Input material>
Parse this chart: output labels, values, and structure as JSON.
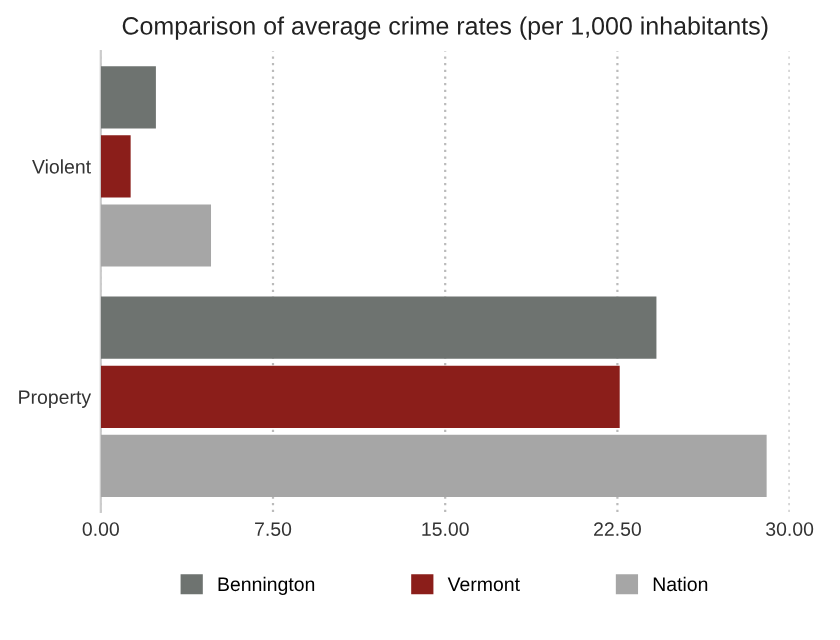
{
  "chart_data": {
    "type": "bar",
    "orientation": "horizontal",
    "title": "Comparison of average crime rates (per 1,000 inhabitants)",
    "categories": [
      "Violent",
      "Property"
    ],
    "series": [
      {
        "name": "Bennington",
        "color": "#6e7370",
        "values": [
          2.4,
          24.2
        ]
      },
      {
        "name": "Vermont",
        "color": "#8b1e1a",
        "values": [
          1.3,
          22.6
        ]
      },
      {
        "name": "Nation",
        "color": "#a6a6a6",
        "values": [
          4.8,
          29.0
        ]
      }
    ],
    "xlim": [
      0,
      30
    ],
    "xticks": [
      {
        "value": 0,
        "label": "0.00"
      },
      {
        "value": 7.5,
        "label": "7.50"
      },
      {
        "value": 15,
        "label": "15.00"
      },
      {
        "value": 22.5,
        "label": "22.50"
      },
      {
        "value": 30,
        "label": "30.00"
      }
    ],
    "grid": "x",
    "legend": "bottom"
  }
}
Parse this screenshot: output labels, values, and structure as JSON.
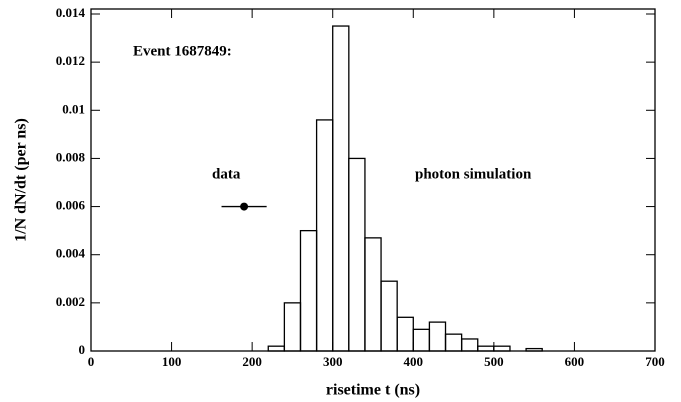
{
  "chart_data": {
    "type": "histogram",
    "title": "Event 1687849:",
    "x_label": "risetime t (ns)",
    "y_label": "1/N dN/dt (per ns)",
    "series": [
      {
        "name": "photon simulation",
        "color": "#000000",
        "bins": [
          220,
          240,
          260,
          280,
          300,
          320,
          340,
          360,
          380,
          400,
          420,
          440,
          460,
          480,
          500,
          520,
          540,
          560
        ],
        "values": [
          0.0002,
          0.002,
          0.005,
          0.0096,
          0.0135,
          0.008,
          0.0047,
          0.0029,
          0.0014,
          0.0009,
          0.0012,
          0.0007,
          0.0005,
          0.0002,
          0.0002,
          0,
          0.0001
        ]
      }
    ],
    "points": [
      {
        "name": "data",
        "color": "#000000",
        "x": 190,
        "y": 0.006,
        "xerr": 28
      }
    ],
    "xlim": [
      0,
      700
    ],
    "xticks": [
      0,
      100,
      200,
      300,
      400,
      500,
      600,
      700
    ],
    "ylim": [
      0,
      0.014
    ],
    "yticks": [
      0,
      0.002,
      0.004,
      0.006,
      0.008,
      0.01,
      0.012,
      0.014
    ]
  }
}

Stated problem> Check every line of the records above for the string "structure" and say how many contain it, giving the number alone.

Exercise result> 2